Il y a 40 ans, la mort de Gilles Villeneuve a causé une véritable onde de choc. Retour sur les réactions de l’époque avec deux textes de La Presse publiés le 10 mai 1982 : un reportage de Pierre Gingras auprès de la famille Villeneuve, dans la région de Berthierville, et une chronique de Réjean Tremblay.

« Jacques essaie de se montrer dur, mais il est bouleversé, lui aussi… », a dit un de ses amis rencontrés plus tôt. Adossé à sa voiture, le téléphone à la main, Jacques Villeneuve attend une bonne nouvelle qui ne viendra jamais.

Le petit village de Saint-Cuthbert fête le printemps aujourd’hui et la rivière qui coule au pied de la maison s’est faite toute belle. Seul le gazouillis des oiseaux rompt le silence. Mais Jacques Villeneuve est ailleurs. On devine que le bruit qu’il entend est celui d’un crissement de pneu ininterrompu, que l’odeur du gazon est remplacée par celle de l’huile surchauffée.

Dans sa tête, il essaie d’imaginer quels ont été les derniers moments de son frère Gilles. Saint-Cuthbert est laid. Le soleil, presque indécent… Devant la mort, Jacques manifeste une froideur qui effraie.

La mort fait partie de notre métier ; sans elle, il n’y aurait pas de « thrill ». Mourir sans souffrir, en aimant ce qu’on fait et en donnant le maximum de soi-même, ça ne me fait pas peur. Quand tu fais de la course, tu t’y fais.

Jacques Villeneuve

Il sait de quoi il parle : il a déjà vécu deux « crashs » à 150 milles à l’heure. Mais dit-il, il « ne [s’est] rien passé de grave ». L’homme est de fer, du moins en apparence.

« Courir pour l’argent, c’est stimulant, bien entendu. Mais ce que j’aime dans la course automobile, c’est le risque. Le “fun” est là. »

Âgé de 26 ans, lui aussi est un mordu de vitesse. Le cadet de la famille Villeneuve sera à bord de son bolide, sur la piste d’Atlanta, le 23 mai prochain. « Ce n’est pas cet accident qui va m’enlever le goût de la vitesse. Peut-être que je prendrai moins de chances. »

Jacques raconte qu’il a perdu plusieurs amis sur la piste, mais que jamais l’idée d’abandonner ne lui a effleuré l’esprit. « Bien au contraire, explique-t-il, je suis… comment dire, un peu du genre sadique… J’aime les sensations fortes. Il faut que ça continue. De toute façon, je sais que mon tour viendra à un moment donné… »

Les deux frères Villeneuve s’étaient rencontrés il y a un mois. « Nous étions deux excellents amis. Je portais attention à ce qu’il faisait. Il m’a toujours soutenu. Nous avions beaucoup de points communs. Nos loisirs étaient les mêmes. »

Jacques rappelle toutefois qu’à une certaine époque, surtout à l’adolescence, les deux frères ne s’accordaient guère. « Gilles ne voulait pas avoir son jeune frère dans les jambes. Je me souviens aussi que, plus jeune, au cours d’une querelle, je m’étais lancé à sa poursuite avec un long couteau de cuisine. C’est un souvenir que je n’ai jamais pu effacer de ma mémoire… » Jacques Villeneuve ne réalise pas encore que son frère n’est plus. Comme un automate, il va à la rencontre d’un autre groupe de journalistes à qui il répétera sans doute que la mort est un stimulant, qu’il ne faut pas y prêter attention…

« Je faisais crisser les pneus pour exciter Gilles et Jacques »

● Données fournies:
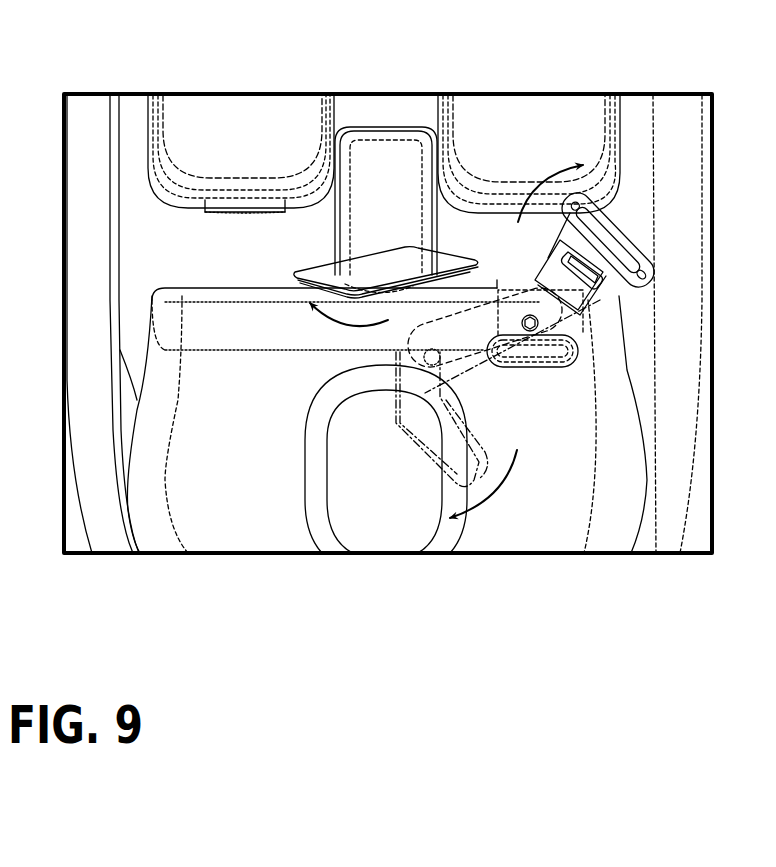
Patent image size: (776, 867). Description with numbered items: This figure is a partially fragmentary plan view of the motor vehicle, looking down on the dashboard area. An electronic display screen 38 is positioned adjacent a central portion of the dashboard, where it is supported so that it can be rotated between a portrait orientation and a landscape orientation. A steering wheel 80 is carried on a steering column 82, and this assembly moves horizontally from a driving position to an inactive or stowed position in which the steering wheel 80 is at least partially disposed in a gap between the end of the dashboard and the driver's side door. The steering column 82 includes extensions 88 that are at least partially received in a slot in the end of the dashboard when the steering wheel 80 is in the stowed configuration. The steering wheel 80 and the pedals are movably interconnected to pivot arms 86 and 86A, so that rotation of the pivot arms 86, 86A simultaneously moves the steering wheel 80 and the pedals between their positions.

● Objectif: Recopiez l'article sur la mort de Gilles Villeneuve en commençant par « Le petit village » et en poursuivant jusqu'à « froideur qui effraie. », en substituant « Berthierville » à « Saint-Cuthbert ».

● Solution proposée:
Le petit village de Berthierville fête le printemps aujourd’hui et la rivière qui coule au pied de la maison s’est faite toute belle. Seul le gazouillis des oiseaux rompt le silence. Mais Jacques Villeneuve est ailleurs. On devine que le bruit qu’il entend est celui d’un crissement de pneu ininterrompu, que l’odeur du gazon est remplacée par celle de l’huile surchauffée.

Dans sa tête, il essaie d’imaginer quels ont été les derniers moments de son frère Gilles. Berthierville est laid. Le soleil, presque indécent… Devant la mort, Jacques manifeste une froideur qui effraie.